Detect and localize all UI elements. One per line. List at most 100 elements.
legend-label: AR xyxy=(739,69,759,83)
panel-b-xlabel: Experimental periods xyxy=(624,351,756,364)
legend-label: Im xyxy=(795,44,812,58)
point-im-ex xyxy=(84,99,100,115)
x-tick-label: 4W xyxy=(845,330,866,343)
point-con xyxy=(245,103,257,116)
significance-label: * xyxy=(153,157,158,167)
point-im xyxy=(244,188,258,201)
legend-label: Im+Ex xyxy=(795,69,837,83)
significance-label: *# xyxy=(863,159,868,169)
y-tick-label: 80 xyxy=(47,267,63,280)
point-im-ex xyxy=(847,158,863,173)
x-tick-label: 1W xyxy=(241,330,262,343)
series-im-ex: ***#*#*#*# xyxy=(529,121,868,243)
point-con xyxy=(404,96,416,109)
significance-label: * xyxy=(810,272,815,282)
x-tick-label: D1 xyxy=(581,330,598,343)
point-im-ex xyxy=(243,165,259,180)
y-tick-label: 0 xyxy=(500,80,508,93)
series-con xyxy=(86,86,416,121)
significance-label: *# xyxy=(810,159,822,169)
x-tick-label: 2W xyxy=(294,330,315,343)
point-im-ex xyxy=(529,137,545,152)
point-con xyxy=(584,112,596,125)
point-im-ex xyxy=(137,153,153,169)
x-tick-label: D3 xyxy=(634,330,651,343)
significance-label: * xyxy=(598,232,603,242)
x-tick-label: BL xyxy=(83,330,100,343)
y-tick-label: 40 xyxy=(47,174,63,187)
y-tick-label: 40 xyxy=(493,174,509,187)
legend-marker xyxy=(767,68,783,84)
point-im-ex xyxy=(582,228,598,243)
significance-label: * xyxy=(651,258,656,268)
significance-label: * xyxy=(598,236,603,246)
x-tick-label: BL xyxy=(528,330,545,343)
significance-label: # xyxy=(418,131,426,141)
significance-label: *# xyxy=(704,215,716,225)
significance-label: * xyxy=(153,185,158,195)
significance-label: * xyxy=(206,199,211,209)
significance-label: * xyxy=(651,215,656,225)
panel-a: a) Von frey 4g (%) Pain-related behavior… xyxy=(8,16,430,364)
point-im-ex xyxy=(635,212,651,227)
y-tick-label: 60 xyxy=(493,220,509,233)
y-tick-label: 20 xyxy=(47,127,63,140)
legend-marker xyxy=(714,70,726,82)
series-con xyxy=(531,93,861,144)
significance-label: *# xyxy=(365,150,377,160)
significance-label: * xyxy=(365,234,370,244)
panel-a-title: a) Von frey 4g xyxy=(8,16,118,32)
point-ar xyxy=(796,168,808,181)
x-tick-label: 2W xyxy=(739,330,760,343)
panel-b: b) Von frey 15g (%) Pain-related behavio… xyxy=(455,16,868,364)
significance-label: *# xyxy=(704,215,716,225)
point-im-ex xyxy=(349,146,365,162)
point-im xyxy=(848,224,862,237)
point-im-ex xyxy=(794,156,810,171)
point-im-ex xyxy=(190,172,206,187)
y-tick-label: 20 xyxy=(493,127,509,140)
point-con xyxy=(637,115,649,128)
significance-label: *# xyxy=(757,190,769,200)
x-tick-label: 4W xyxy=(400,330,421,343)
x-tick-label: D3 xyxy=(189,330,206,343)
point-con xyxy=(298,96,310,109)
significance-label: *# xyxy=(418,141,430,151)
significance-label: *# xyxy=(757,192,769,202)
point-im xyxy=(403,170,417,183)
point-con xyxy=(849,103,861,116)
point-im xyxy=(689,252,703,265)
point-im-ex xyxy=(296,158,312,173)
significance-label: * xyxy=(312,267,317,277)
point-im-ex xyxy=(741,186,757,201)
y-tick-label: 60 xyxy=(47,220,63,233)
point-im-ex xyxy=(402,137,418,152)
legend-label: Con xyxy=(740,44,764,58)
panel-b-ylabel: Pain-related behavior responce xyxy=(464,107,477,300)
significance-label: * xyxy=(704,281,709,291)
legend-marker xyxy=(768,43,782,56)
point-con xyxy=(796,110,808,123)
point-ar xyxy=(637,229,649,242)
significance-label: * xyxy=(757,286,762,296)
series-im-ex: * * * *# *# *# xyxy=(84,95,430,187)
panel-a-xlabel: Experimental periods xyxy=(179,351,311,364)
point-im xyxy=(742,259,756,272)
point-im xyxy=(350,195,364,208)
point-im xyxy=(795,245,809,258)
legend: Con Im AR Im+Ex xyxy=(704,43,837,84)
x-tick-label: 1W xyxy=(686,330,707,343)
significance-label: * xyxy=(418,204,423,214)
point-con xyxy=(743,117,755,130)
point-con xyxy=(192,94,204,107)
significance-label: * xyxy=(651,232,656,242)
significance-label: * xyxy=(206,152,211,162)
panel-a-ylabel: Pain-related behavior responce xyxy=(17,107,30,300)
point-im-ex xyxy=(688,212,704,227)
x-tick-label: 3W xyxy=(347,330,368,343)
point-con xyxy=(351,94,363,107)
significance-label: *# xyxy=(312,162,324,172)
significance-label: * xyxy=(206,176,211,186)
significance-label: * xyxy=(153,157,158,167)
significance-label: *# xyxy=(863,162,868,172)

- _WHAT IS EXPECTED_
Reproduce all of the material above verbatim, line for line, with nothing altered, added, or omitted.

- _EXERCISE OUTPUT_
Detect and localize all UI elements. One per line. List at most 100 elements.
legend-label: AR xyxy=(739,69,759,83)
panel-b-xlabel: Experimental periods xyxy=(624,351,756,364)
legend-label: Im xyxy=(795,44,812,58)
point-im-ex xyxy=(84,99,100,115)
x-tick-label: 4W xyxy=(845,330,866,343)
point-con xyxy=(245,103,257,116)
significance-label: * xyxy=(153,157,158,167)
point-im xyxy=(244,188,258,201)
legend-label: Im+Ex xyxy=(795,69,837,83)
significance-label: *# xyxy=(863,159,868,169)
y-tick-label: 80 xyxy=(47,267,63,280)
point-im-ex xyxy=(847,158,863,173)
x-tick-label: 1W xyxy=(241,330,262,343)
series-im-ex: ***#*#*#*# xyxy=(529,121,868,243)
point-con xyxy=(404,96,416,109)
significance-label: * xyxy=(810,272,815,282)
x-tick-label: D1 xyxy=(581,330,598,343)
point-im-ex xyxy=(243,165,259,180)
y-tick-label: 0 xyxy=(500,80,508,93)
series-con xyxy=(86,86,416,121)
significance-label: *# xyxy=(810,159,822,169)
x-tick-label: 2W xyxy=(294,330,315,343)
point-im-ex xyxy=(529,137,545,152)
point-con xyxy=(584,112,596,125)
point-im-ex xyxy=(137,153,153,169)
x-tick-label: D3 xyxy=(634,330,651,343)
significance-label: * xyxy=(598,232,603,242)
x-tick-label: BL xyxy=(83,330,100,343)
y-tick-label: 40 xyxy=(47,174,63,187)
y-tick-label: 40 xyxy=(493,174,509,187)
legend-marker xyxy=(767,68,783,84)
point-im-ex xyxy=(582,228,598,243)
significance-label: * xyxy=(651,258,656,268)
significance-label: * xyxy=(598,236,603,246)
x-tick-label: BL xyxy=(528,330,545,343)
significance-label: # xyxy=(418,131,426,141)
significance-label: *# xyxy=(704,215,716,225)
significance-label: * xyxy=(153,185,158,195)
significance-label: * xyxy=(206,199,211,209)
significance-label: * xyxy=(651,215,656,225)
panel-a: a) Von frey 4g (%) Pain-related behavior… xyxy=(8,16,430,364)
point-im-ex xyxy=(635,212,651,227)
y-tick-label: 60 xyxy=(493,220,509,233)
y-tick-label: 20 xyxy=(47,127,63,140)
legend-marker xyxy=(714,70,726,82)
series-con xyxy=(531,93,861,144)
significance-label: *# xyxy=(365,150,377,160)
significance-label: * xyxy=(365,234,370,244)
panel-a-title: a) Von frey 4g xyxy=(8,16,118,32)
point-ar xyxy=(796,168,808,181)
x-tick-label: 2W xyxy=(739,330,760,343)
panel-b: b) Von frey 15g (%) Pain-related behavio… xyxy=(455,16,868,364)
significance-label: *# xyxy=(704,215,716,225)
point-im-ex xyxy=(349,146,365,162)
point-im xyxy=(848,224,862,237)
point-im-ex xyxy=(794,156,810,171)
point-im-ex xyxy=(190,172,206,187)
y-tick-label: 20 xyxy=(493,127,509,140)
point-con xyxy=(637,115,649,128)
significance-label: *# xyxy=(757,190,769,200)
x-tick-label: 4W xyxy=(400,330,421,343)
x-tick-label: D3 xyxy=(189,330,206,343)
point-con xyxy=(298,96,310,109)
significance-label: *# xyxy=(418,141,430,151)
significance-label: *# xyxy=(757,192,769,202)
point-im xyxy=(403,170,417,183)
point-con xyxy=(849,103,861,116)
point-im xyxy=(689,252,703,265)
point-im-ex xyxy=(296,158,312,173)
significance-label: * xyxy=(312,267,317,277)
point-im-ex xyxy=(741,186,757,201)
y-tick-label: 60 xyxy=(47,220,63,233)
point-im-ex xyxy=(402,137,418,152)
legend-label: Con xyxy=(740,44,764,58)
panel-b-ylabel: Pain-related behavior responce xyxy=(464,107,477,300)
significance-label: * xyxy=(704,281,709,291)
legend-marker xyxy=(768,43,782,56)
point-con xyxy=(796,110,808,123)
point-ar xyxy=(637,229,649,242)
significance-label: * xyxy=(757,286,762,296)
series-im-ex: * * * *# *# *# xyxy=(84,95,430,187)
panel-a-xlabel: Experimental periods xyxy=(179,351,311,364)
point-im xyxy=(742,259,756,272)
point-im xyxy=(350,195,364,208)
point-im xyxy=(795,245,809,258)
legend: Con Im AR Im+Ex xyxy=(704,43,837,84)
x-tick-label: 1W xyxy=(686,330,707,343)
significance-label: * xyxy=(418,204,423,214)
point-con xyxy=(743,117,755,130)
point-con xyxy=(192,94,204,107)
significance-label: * xyxy=(651,232,656,242)
significance-label: * xyxy=(206,152,211,162)
panel-a-ylabel: Pain-related behavior responce xyxy=(17,107,30,300)
point-im-ex xyxy=(688,212,704,227)
x-tick-label: 3W xyxy=(347,330,368,343)
point-con xyxy=(351,94,363,107)
significance-label: *# xyxy=(312,162,324,172)
significance-label: * xyxy=(206,176,211,186)
significance-label: * xyxy=(153,157,158,167)
significance-label: *# xyxy=(863,162,868,172)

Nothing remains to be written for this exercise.